## What to produce
Output an exact reproduction of the data.

[Items from a figure collection]
## Begin

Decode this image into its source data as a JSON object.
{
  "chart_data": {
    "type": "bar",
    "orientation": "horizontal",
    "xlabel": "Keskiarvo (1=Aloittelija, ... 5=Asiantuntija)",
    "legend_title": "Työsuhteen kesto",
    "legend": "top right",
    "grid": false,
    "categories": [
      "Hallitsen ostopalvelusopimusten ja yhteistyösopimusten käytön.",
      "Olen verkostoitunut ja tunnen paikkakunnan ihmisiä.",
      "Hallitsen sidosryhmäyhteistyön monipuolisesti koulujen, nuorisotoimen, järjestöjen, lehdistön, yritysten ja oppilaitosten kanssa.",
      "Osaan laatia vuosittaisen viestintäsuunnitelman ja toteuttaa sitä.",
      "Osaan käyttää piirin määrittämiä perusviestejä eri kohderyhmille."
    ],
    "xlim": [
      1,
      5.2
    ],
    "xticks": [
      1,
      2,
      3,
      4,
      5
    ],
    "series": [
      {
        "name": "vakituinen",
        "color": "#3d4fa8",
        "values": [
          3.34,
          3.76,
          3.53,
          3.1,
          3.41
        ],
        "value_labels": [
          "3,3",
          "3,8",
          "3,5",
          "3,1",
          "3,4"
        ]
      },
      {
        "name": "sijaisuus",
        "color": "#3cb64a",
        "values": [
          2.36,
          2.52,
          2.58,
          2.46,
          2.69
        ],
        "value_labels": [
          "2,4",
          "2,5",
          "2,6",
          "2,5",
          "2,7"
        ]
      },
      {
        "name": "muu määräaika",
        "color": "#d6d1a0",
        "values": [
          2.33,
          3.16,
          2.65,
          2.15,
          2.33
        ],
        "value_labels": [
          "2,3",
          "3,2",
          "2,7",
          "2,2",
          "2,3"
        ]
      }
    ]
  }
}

## End

## Written answer
Decode this image into its source data as a JSON object.
{
  "chart_data": {
    "type": "bar",
    "orientation": "horizontal",
    "xlabel": "Keskiarvo (1=Aloittelija, ... 5=Asiantuntija)",
    "legend_title": "Työsuhteen kesto",
    "legend": "top right",
    "grid": false,
    "categories": [
      "Hallitsen ostopalvelusopimusten ja yhteistyösopimusten käytön.",
      "Olen verkostoitunut ja tunnen paikkakunnan ihmisiä.",
      "Hallitsen sidosryhmäyhteistyön monipuolisesti koulujen, nuorisotoimen, järjestöjen, lehdistön, yritysten ja oppilaitosten kanssa.",
      "Osaan laatia vuosittaisen viestintäsuunnitelman ja toteuttaa sitä.",
      "Osaan käyttää piirin määrittämiä perusviestejä eri kohderyhmille."
    ],
    "xlim": [
      1,
      5.2
    ],
    "xticks": [
      1,
      2,
      3,
      4,
      5
    ],
    "series": [
      {
        "name": "vakituinen",
        "color": "#3d4fa8",
        "values": [
          3.34,
          3.76,
          3.53,
          3.1,
          3.41
        ],
        "value_labels": [
          "3,3",
          "3,8",
          "3,5",
          "3,1",
          "3,4"
        ]
      },
      {
        "name": "sijaisuus",
        "color": "#3cb64a",
        "values": [
          2.36,
          2.52,
          2.58,
          2.46,
          2.69
        ],
        "value_labels": [
          "2,4",
          "2,5",
          "2,6",
          "2,5",
          "2,7"
        ]
      },
      {
        "name": "muu määräaika",
        "color": "#d6d1a0",
        "values": [
          2.33,
          3.16,
          2.65,
          2.15,
          2.33
        ],
        "value_labels": [
          "2,3",
          "3,2",
          "2,7",
          "2,2",
          "2,3"
        ]
      }
    ]
  }
}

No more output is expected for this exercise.